▸ **EXERCISE BRIEF**:
Lines that contain the string "content" are to be copied; leave out all others.

─── DATA FOR THIS EXERCISE ───

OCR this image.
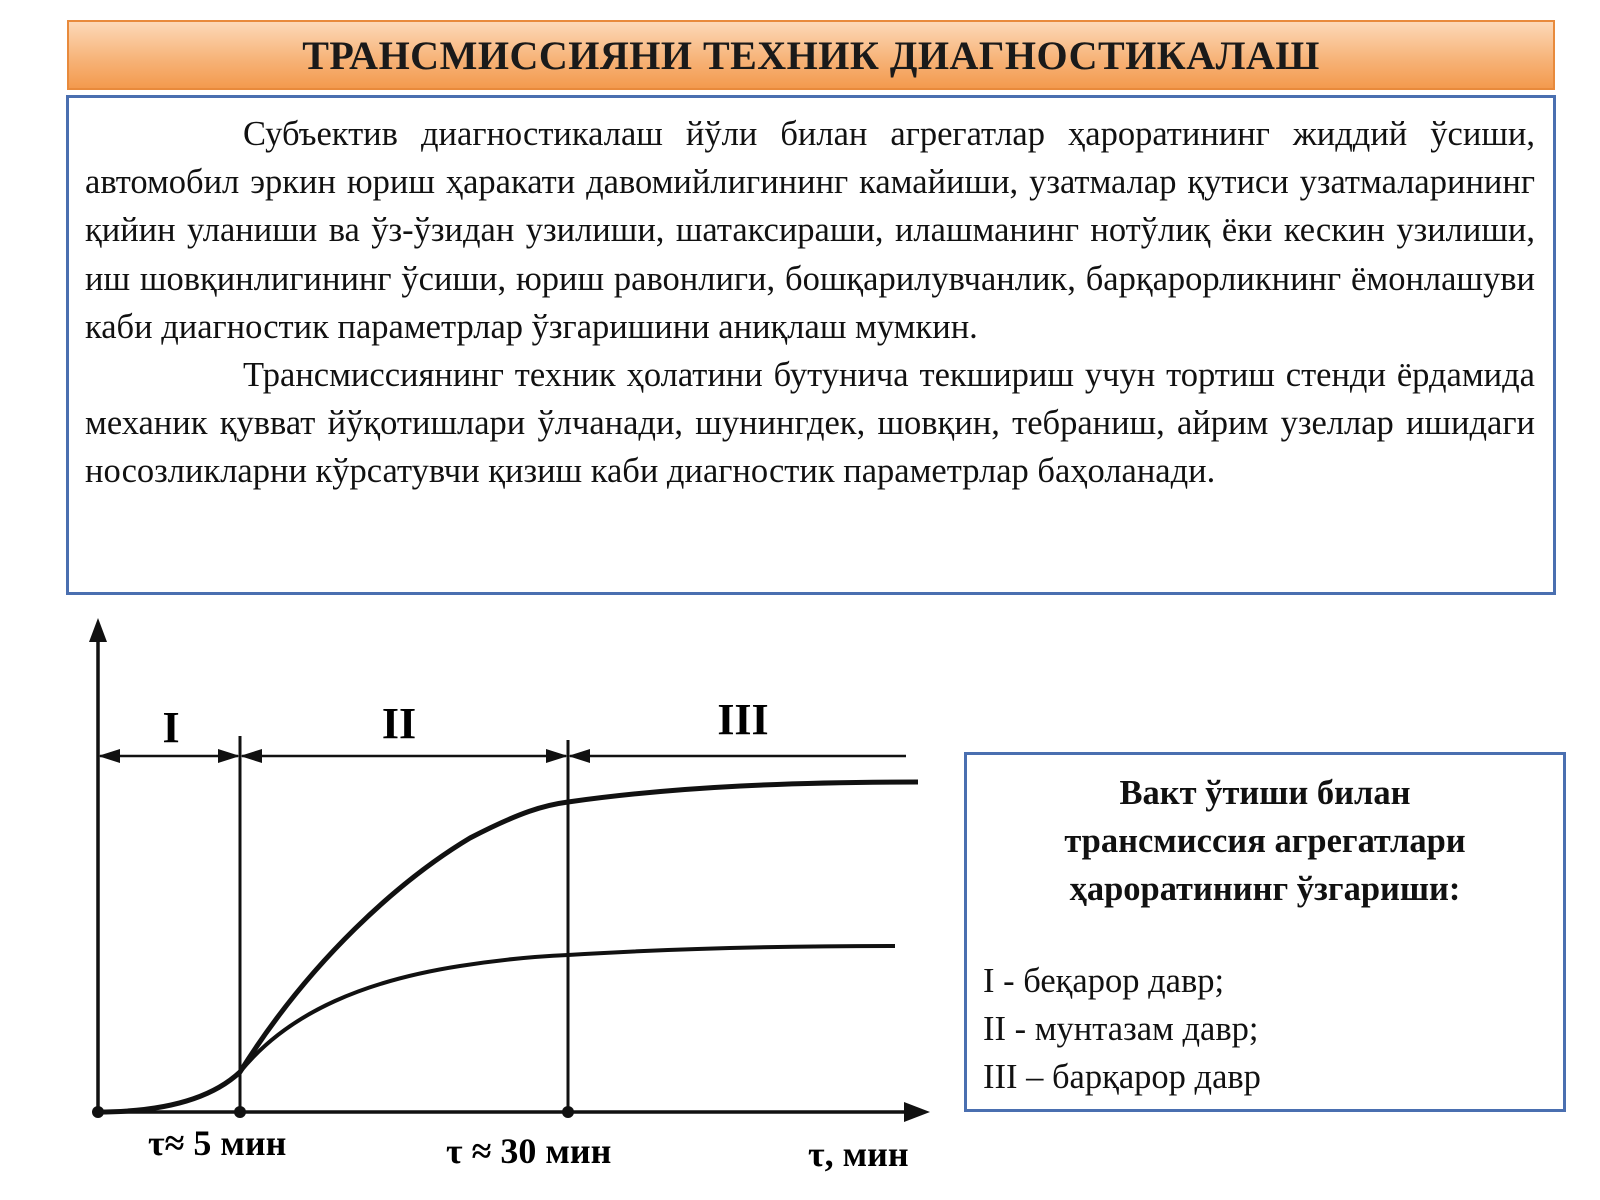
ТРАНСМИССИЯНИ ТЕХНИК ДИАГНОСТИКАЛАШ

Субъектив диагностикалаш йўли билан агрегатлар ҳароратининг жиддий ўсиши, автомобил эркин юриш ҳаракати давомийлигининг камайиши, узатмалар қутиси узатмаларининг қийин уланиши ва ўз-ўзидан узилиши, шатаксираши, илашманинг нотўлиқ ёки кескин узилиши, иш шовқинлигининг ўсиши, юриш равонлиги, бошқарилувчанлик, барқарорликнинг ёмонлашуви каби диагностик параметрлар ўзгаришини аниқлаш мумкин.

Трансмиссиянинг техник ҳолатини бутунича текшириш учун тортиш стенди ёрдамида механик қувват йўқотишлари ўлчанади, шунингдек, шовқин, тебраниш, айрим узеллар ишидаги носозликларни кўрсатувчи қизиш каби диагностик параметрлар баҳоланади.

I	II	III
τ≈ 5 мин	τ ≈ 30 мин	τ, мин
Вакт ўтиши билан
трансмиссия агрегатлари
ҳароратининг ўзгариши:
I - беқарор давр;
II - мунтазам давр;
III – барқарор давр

───
─── DATA FOR THIS EXERCISE ───

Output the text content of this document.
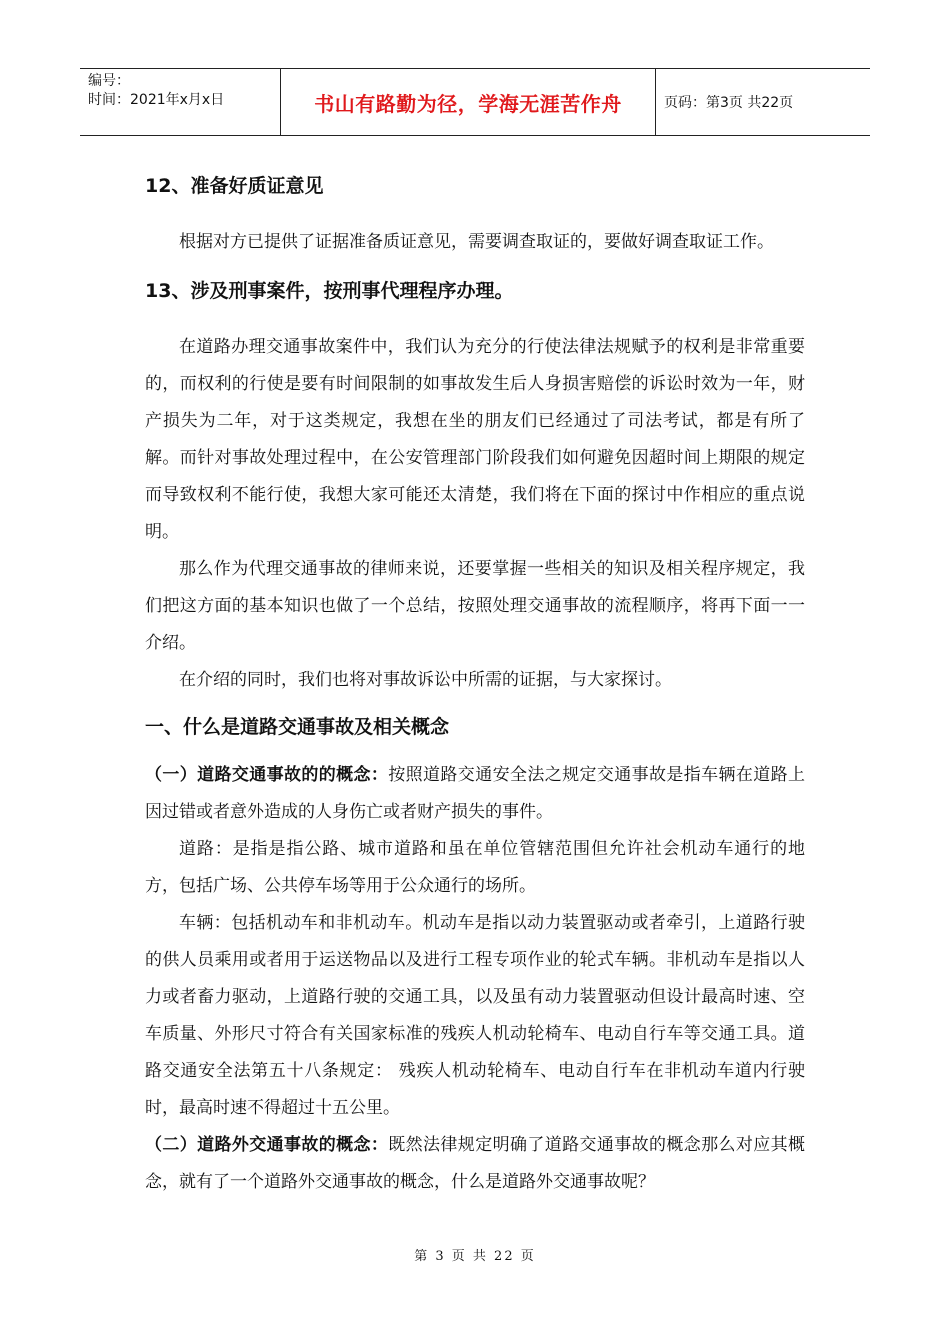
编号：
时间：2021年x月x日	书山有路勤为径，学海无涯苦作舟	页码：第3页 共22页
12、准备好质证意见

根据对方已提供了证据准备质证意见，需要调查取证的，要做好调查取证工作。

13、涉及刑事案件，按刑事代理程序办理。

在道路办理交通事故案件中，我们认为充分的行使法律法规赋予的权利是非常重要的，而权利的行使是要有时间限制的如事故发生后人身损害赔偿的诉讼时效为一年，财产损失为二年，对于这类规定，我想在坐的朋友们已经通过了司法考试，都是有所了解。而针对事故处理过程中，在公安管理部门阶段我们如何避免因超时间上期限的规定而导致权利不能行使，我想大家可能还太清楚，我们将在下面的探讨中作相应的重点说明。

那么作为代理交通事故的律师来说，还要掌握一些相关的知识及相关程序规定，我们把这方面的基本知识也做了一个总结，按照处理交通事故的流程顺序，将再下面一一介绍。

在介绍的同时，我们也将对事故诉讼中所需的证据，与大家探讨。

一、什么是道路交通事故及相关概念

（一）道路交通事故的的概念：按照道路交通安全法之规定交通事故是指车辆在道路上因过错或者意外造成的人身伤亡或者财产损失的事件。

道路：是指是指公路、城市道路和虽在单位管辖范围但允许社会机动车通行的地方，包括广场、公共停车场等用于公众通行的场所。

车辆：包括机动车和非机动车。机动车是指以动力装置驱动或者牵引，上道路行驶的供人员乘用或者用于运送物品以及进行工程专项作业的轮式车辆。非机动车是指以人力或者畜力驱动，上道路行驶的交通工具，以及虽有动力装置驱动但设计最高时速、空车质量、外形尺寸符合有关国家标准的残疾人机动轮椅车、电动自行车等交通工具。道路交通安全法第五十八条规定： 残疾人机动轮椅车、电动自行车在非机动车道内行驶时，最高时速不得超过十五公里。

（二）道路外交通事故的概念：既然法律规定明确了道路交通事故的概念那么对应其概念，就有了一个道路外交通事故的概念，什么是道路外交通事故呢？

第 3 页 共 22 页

───
─── DATA FOR THIS EXERCISE ───

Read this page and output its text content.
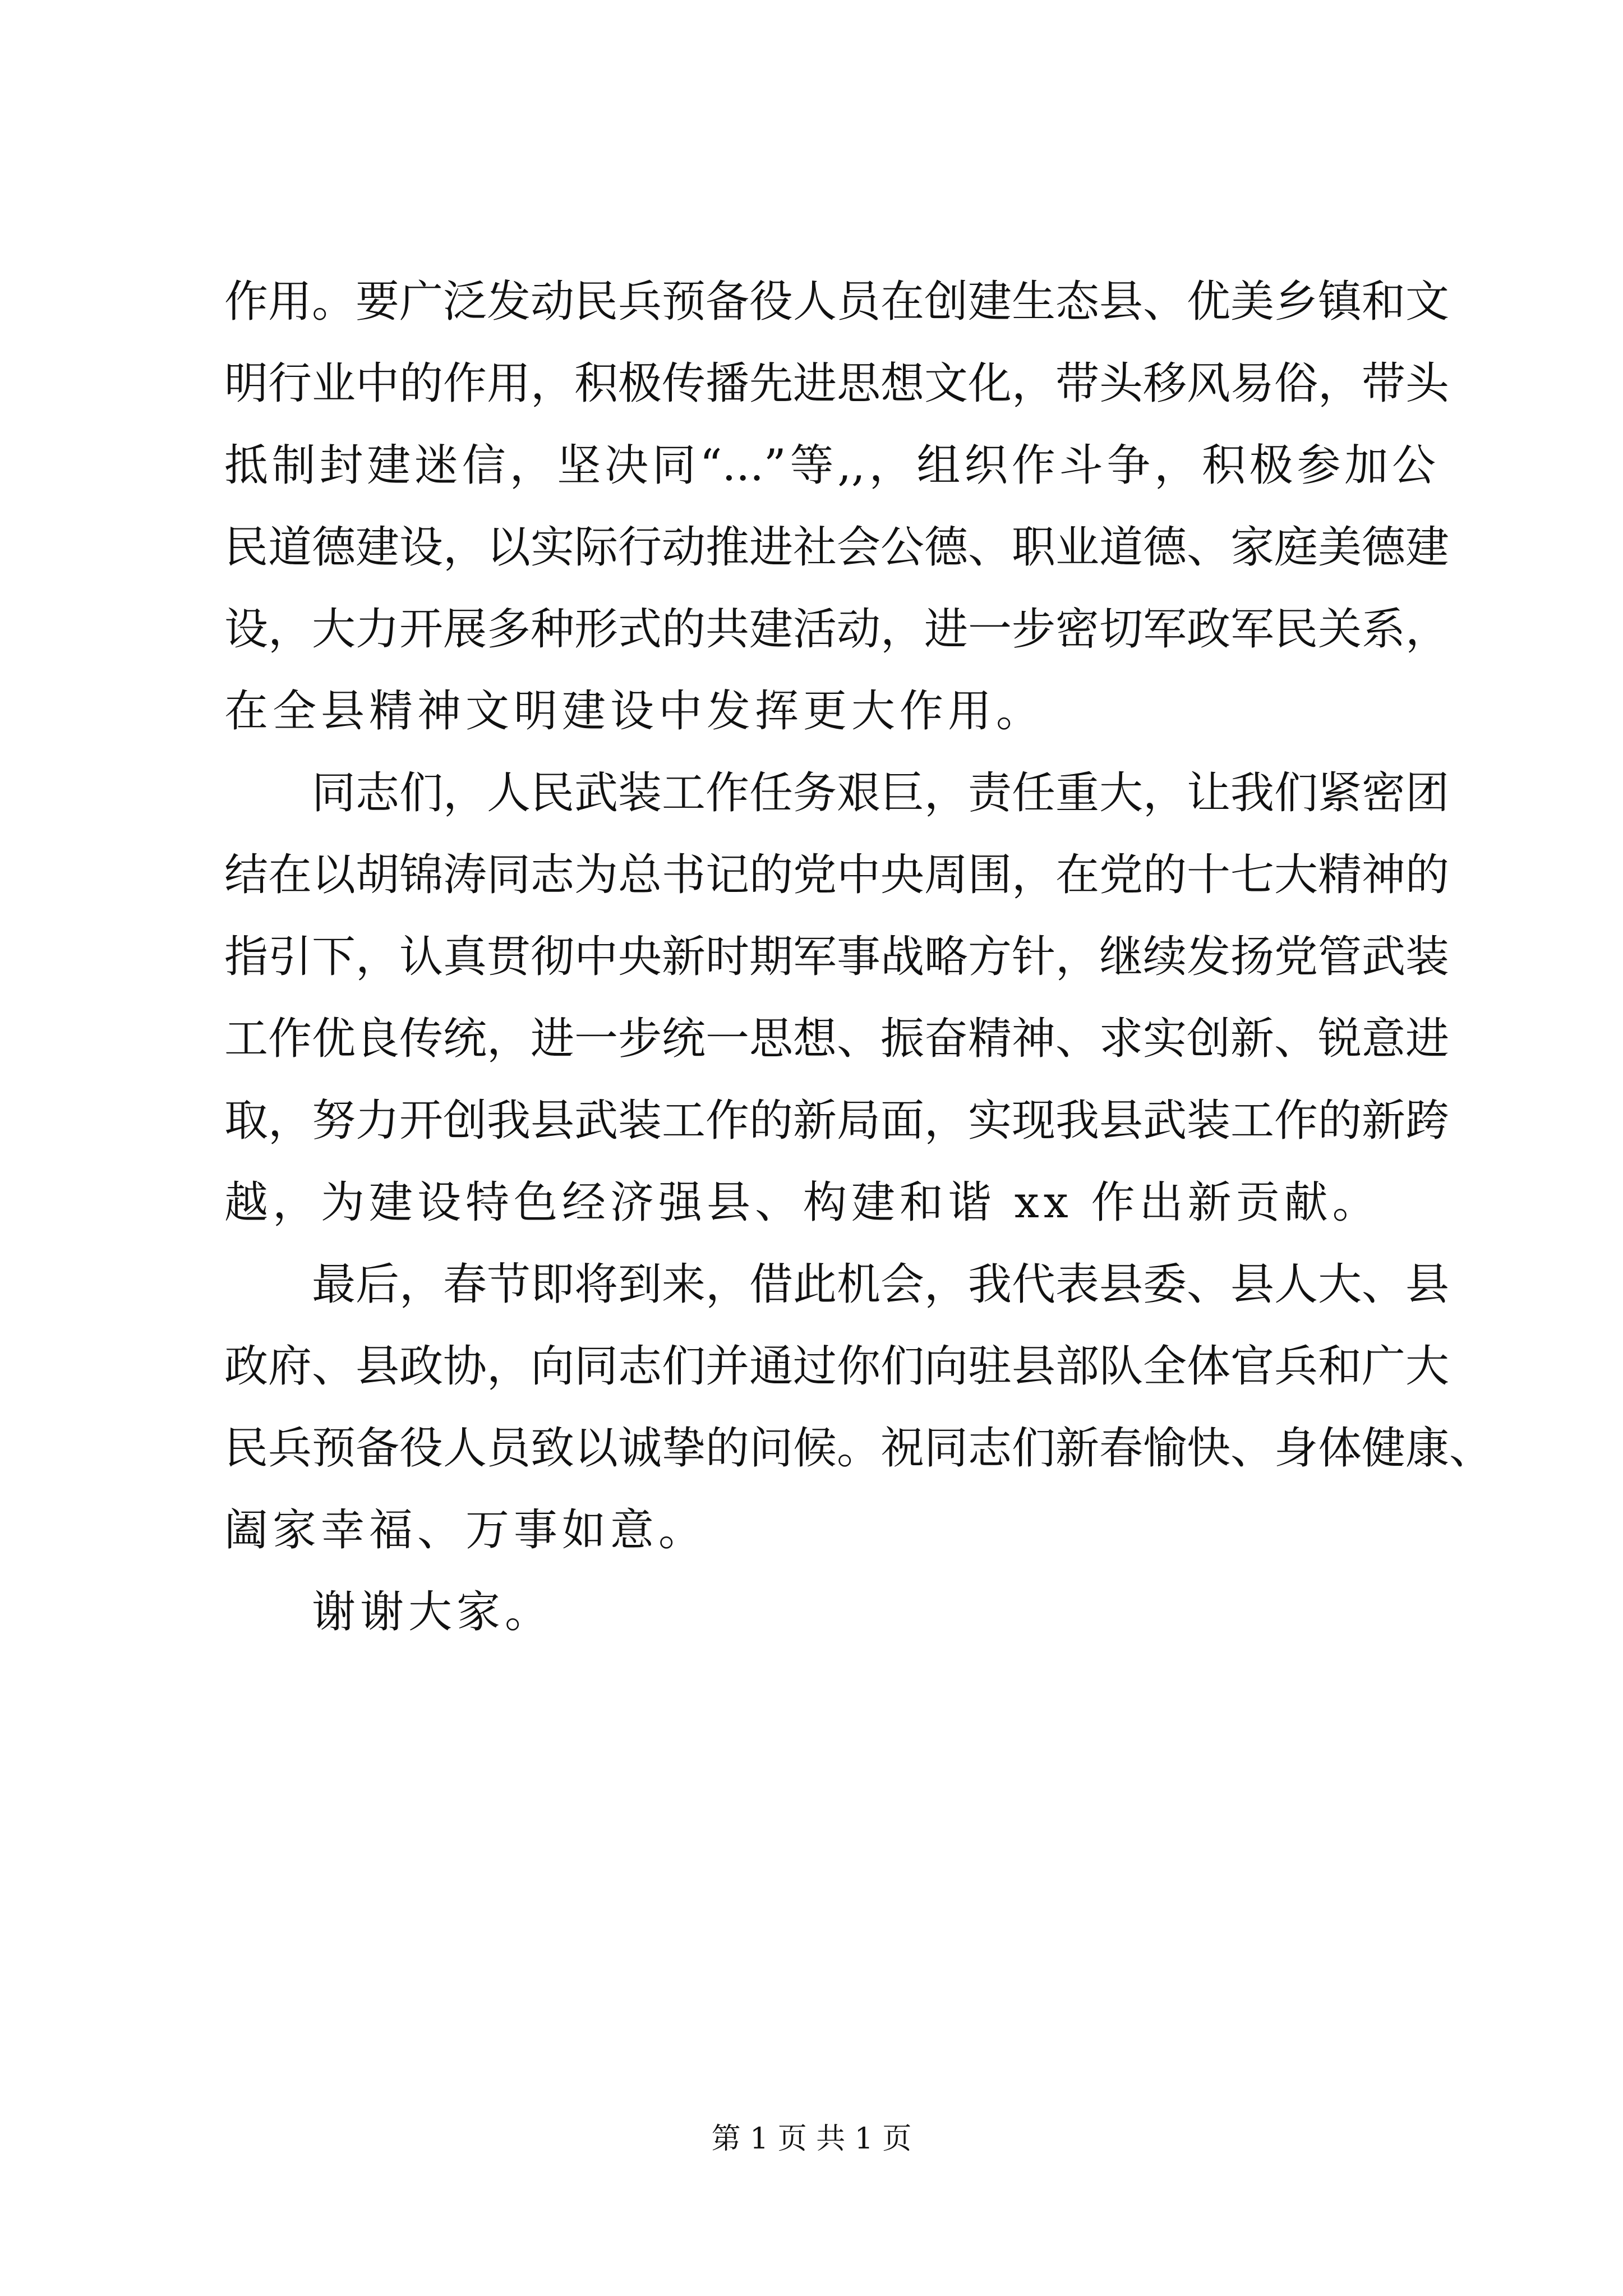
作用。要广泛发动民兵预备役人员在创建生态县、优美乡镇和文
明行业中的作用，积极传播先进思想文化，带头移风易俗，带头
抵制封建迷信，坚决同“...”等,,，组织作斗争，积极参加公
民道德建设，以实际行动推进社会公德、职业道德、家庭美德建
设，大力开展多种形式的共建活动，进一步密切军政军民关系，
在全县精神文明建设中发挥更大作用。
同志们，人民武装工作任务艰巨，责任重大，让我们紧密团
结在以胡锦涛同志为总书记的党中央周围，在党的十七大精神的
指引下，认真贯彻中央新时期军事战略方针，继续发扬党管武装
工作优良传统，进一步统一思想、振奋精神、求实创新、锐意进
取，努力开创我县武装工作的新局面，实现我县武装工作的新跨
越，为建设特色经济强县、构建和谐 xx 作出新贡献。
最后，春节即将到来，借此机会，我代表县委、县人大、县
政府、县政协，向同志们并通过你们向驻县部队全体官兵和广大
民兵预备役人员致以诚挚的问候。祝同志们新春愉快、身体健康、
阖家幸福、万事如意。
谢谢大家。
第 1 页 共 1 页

───

▸ **EXERCISE OUTPUT**:
Output the text content of this document.
Read this page and output its text content.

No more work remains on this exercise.